▸ **Data section**:
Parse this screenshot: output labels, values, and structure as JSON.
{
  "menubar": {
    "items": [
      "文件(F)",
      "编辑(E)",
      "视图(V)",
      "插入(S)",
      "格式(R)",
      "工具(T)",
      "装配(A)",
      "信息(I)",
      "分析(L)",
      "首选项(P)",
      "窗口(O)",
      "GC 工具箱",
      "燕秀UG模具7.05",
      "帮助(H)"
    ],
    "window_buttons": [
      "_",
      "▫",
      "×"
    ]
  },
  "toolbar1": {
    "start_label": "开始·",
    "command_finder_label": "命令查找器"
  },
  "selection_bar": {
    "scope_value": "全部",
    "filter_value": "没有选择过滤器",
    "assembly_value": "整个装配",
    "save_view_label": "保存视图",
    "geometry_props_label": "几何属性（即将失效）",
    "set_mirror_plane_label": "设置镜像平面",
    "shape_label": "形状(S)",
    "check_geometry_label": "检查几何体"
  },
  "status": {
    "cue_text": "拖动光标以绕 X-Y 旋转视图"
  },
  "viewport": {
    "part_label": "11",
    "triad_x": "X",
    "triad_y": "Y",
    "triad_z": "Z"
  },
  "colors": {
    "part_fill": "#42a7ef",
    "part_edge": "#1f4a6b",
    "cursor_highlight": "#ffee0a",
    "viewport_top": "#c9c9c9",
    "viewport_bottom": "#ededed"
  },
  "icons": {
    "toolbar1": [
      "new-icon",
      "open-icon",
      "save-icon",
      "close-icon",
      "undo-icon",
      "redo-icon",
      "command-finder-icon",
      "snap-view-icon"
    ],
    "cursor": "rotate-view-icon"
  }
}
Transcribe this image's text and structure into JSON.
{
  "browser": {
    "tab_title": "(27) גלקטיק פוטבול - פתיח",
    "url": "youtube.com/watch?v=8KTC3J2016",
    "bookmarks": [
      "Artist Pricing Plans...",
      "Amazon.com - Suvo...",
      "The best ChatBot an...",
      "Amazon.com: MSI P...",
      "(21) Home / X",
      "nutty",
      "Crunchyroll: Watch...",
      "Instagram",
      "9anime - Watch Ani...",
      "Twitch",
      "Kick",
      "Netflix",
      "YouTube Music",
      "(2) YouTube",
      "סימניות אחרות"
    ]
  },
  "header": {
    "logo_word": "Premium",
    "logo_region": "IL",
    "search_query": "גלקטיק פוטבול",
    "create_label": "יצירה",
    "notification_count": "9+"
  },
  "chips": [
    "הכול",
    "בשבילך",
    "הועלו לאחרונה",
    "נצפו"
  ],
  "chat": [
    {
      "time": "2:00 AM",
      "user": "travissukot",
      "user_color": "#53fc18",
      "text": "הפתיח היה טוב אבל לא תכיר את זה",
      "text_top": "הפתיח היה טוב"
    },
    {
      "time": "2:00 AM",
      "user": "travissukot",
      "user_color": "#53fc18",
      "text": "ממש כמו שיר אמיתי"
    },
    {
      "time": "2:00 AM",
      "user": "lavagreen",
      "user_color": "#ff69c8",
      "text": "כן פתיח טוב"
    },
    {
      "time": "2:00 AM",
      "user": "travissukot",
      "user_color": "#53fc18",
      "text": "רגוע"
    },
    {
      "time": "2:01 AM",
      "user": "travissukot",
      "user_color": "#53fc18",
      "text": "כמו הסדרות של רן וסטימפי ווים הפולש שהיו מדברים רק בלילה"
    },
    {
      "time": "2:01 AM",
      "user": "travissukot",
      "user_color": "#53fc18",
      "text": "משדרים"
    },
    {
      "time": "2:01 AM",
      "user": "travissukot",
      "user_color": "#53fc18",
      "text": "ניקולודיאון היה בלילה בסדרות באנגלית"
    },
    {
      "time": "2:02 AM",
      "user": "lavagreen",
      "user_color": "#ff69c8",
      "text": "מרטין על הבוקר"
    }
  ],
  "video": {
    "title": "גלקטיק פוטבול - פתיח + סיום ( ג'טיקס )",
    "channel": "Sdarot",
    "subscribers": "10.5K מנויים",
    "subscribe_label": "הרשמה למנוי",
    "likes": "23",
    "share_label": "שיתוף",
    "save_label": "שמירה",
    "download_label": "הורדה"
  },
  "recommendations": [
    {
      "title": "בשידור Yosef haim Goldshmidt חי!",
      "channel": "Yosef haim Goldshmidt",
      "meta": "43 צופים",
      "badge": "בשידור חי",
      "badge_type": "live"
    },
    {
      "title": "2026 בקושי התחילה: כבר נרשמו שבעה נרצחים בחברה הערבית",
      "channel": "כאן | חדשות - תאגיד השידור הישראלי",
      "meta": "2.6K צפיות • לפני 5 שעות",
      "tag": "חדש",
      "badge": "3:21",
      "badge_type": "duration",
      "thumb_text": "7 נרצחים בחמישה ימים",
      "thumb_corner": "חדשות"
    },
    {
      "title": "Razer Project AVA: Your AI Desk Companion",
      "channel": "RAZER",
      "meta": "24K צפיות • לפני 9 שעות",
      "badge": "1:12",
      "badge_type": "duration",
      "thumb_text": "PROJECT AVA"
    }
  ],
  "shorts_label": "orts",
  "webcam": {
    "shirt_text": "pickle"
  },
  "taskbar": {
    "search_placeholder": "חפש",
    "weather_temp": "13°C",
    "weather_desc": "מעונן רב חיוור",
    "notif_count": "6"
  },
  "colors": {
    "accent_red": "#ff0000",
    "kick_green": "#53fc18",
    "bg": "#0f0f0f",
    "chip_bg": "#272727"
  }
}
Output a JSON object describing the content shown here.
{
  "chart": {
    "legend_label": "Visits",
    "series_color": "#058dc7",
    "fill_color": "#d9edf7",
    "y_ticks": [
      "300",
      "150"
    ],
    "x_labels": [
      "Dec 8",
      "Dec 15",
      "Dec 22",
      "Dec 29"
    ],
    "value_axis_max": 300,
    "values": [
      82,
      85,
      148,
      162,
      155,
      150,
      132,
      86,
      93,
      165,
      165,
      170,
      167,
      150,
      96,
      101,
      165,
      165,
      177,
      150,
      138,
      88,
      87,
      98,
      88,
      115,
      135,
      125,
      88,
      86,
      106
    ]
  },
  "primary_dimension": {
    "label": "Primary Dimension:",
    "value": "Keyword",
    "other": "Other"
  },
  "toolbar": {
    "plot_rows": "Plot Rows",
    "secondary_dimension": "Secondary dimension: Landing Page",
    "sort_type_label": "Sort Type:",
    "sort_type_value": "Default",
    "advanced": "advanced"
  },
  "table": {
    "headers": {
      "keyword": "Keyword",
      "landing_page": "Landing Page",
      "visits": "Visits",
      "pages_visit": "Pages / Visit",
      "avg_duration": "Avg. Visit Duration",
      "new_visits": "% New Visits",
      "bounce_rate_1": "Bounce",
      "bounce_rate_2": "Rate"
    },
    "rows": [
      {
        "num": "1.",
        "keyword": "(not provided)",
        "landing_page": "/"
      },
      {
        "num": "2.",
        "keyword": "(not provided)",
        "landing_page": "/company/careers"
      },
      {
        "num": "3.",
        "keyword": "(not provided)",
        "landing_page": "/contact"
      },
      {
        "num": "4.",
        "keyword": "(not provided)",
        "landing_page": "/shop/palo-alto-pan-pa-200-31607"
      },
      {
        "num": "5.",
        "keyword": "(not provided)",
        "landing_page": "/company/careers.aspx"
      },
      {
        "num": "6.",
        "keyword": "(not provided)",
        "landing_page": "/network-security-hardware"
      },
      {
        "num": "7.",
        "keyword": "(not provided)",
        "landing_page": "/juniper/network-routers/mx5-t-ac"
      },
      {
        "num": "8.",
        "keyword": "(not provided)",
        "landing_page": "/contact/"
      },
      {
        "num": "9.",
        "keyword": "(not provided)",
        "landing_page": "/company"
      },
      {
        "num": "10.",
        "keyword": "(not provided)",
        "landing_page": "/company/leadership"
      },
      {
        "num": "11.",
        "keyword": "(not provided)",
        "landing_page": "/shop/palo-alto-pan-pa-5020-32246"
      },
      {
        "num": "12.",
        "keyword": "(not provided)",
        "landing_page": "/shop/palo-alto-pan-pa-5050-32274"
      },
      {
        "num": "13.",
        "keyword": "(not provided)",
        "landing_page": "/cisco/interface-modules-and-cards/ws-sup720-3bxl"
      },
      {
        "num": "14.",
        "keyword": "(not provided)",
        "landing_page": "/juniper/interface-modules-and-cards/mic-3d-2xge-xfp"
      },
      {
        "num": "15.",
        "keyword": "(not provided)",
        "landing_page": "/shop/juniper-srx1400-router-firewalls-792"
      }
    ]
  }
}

▸ **Problem to solve**:
Which lines above contain "alto"? Show each of them.

▸ **Complete output**:
        "landing_page": "/shop/palo-alto-pan-pa-200-31607"
        "landing_page": "/shop/palo-alto-pan-pa-5020-32246"
        "landing_page": "/shop/palo-alto-pan-pa-5050-32274"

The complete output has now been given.